▶ **INSTRUCTIONS FOR THE TASK**: Take the data that follows and retype it word for word.

▶ **RECORD EXCERPTS**:
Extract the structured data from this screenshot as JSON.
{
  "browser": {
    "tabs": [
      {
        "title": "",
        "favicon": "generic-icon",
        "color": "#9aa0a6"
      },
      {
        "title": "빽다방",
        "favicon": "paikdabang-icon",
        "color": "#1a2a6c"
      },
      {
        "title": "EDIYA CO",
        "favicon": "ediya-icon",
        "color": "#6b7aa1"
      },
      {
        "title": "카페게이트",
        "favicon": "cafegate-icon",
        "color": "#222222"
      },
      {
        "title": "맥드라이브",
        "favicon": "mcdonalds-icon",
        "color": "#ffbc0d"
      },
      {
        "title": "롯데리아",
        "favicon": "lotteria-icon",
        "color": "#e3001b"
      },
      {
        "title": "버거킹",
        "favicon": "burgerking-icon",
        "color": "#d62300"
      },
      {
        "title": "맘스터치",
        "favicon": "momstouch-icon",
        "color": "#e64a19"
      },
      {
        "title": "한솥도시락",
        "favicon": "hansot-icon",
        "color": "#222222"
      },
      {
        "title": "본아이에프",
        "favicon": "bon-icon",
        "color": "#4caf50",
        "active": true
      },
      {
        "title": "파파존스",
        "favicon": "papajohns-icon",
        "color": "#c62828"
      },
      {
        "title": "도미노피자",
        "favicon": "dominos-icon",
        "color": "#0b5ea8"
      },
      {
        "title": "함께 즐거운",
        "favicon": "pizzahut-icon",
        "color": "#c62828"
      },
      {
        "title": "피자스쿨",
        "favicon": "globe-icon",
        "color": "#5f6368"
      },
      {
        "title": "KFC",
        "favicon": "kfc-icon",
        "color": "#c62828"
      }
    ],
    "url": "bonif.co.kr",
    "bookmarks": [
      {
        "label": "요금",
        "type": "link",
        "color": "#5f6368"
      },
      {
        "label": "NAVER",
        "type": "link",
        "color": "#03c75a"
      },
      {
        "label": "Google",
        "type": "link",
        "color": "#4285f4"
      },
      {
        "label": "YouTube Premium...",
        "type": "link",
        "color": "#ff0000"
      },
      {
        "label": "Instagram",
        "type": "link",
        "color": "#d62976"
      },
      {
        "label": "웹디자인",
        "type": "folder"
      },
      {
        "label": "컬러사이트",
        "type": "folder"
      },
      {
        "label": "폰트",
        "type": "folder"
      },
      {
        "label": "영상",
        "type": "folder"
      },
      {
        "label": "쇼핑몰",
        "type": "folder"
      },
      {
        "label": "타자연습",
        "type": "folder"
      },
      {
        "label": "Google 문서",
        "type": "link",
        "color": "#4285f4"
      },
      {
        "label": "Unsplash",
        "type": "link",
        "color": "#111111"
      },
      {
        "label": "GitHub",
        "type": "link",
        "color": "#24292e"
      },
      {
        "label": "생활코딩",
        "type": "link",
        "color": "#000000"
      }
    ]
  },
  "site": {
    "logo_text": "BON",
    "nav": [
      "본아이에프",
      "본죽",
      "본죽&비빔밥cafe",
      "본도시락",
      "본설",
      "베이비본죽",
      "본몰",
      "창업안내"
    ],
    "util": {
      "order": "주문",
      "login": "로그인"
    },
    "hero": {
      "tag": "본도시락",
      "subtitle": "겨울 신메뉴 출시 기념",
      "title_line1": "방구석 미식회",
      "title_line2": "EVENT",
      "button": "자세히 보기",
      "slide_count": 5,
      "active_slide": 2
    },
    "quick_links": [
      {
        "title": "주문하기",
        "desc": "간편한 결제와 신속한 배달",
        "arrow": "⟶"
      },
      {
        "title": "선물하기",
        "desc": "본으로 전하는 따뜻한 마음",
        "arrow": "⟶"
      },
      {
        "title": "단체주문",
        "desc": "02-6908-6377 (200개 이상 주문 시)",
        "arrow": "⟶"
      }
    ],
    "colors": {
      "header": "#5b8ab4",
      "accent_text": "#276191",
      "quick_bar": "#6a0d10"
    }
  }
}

▶ **ANSWER**:
Extract the structured data from this screenshot as JSON.
{
  "browser": {
    "tabs": [
      {
        "title": "",
        "favicon": "generic-icon",
        "color": "#9aa0a6"
      },
      {
        "title": "빽다방",
        "favicon": "paikdabang-icon",
        "color": "#1a2a6c"
      },
      {
        "title": "EDIYA CO",
        "favicon": "ediya-icon",
        "color": "#6b7aa1"
      },
      {
        "title": "카페게이트",
        "favicon": "cafegate-icon",
        "color": "#222222"
      },
      {
        "title": "맥드라이브",
        "favicon": "mcdonalds-icon",
        "color": "#ffbc0d"
      },
      {
        "title": "롯데리아",
        "favicon": "lotteria-icon",
        "color": "#e3001b"
      },
      {
        "title": "버거킹",
        "favicon": "burgerking-icon",
        "color": "#d62300"
      },
      {
        "title": "맘스터치",
        "favicon": "momstouch-icon",
        "color": "#e64a19"
      },
      {
        "title": "한솥도시락",
        "favicon": "hansot-icon",
        "color": "#222222"
      },
      {
        "title": "본아이에프",
        "favicon": "bon-icon",
        "color": "#4caf50",
        "active": true
      },
      {
        "title": "파파존스",
        "favicon": "papajohns-icon",
        "color": "#c62828"
      },
      {
        "title": "도미노피자",
        "favicon": "dominos-icon",
        "color": "#0b5ea8"
      },
      {
        "title": "함께 즐거운",
        "favicon": "pizzahut-icon",
        "color": "#c62828"
      },
      {
        "title": "피자스쿨",
        "favicon": "globe-icon",
        "color": "#5f6368"
      },
      {
        "title": "KFC",
        "favicon": "kfc-icon",
        "color": "#c62828"
      }
    ],
    "url": "bonif.co.kr",
    "bookmarks": [
      {
        "label": "요금",
        "type": "link",
        "color": "#5f6368"
      },
      {
        "label": "NAVER",
        "type": "link",
        "color": "#03c75a"
      },
      {
        "label": "Google",
        "type": "link",
        "color": "#4285f4"
      },
      {
        "label": "YouTube Premium...",
        "type": "link",
        "color": "#ff0000"
      },
      {
        "label": "Instagram",
        "type": "link",
        "color": "#d62976"
      },
      {
        "label": "웹디자인",
        "type": "folder"
      },
      {
        "label": "컬러사이트",
        "type": "folder"
      },
      {
        "label": "폰트",
        "type": "folder"
      },
      {
        "label": "영상",
        "type": "folder"
      },
      {
        "label": "쇼핑몰",
        "type": "folder"
      },
      {
        "label": "타자연습",
        "type": "folder"
      },
      {
        "label": "Google 문서",
        "type": "link",
        "color": "#4285f4"
      },
      {
        "label": "Unsplash",
        "type": "link",
        "color": "#111111"
      },
      {
        "label": "GitHub",
        "type": "link",
        "color": "#24292e"
      },
      {
        "label": "생활코딩",
        "type": "link",
        "color": "#000000"
      }
    ]
  },
  "site": {
    "logo_text": "BON",
    "nav": [
      "본아이에프",
      "본죽",
      "본죽&비빔밥cafe",
      "본도시락",
      "본설",
      "베이비본죽",
      "본몰",
      "창업안내"
    ],
    "util": {
      "order": "주문",
      "login": "로그인"
    },
    "hero": {
      "tag": "본도시락",
      "subtitle": "겨울 신메뉴 출시 기념",
      "title_line1": "방구석 미식회",
      "title_line2": "EVENT",
      "button": "자세히 보기",
      "slide_count": 5,
      "active_slide": 2
    },
    "quick_links": [
      {
        "title": "주문하기",
        "desc": "간편한 결제와 신속한 배달",
        "arrow": "⟶"
      },
      {
        "title": "선물하기",
        "desc": "본으로 전하는 따뜻한 마음",
        "arrow": "⟶"
      },
      {
        "title": "단체주문",
        "desc": "02-6908-6377 (200개 이상 주문 시)",
        "arrow": "⟶"
      }
    ],
    "colors": {
      "header": "#5b8ab4",
      "accent_text": "#276191",
      "quick_bar": "#6a0d10"
    }
  }
}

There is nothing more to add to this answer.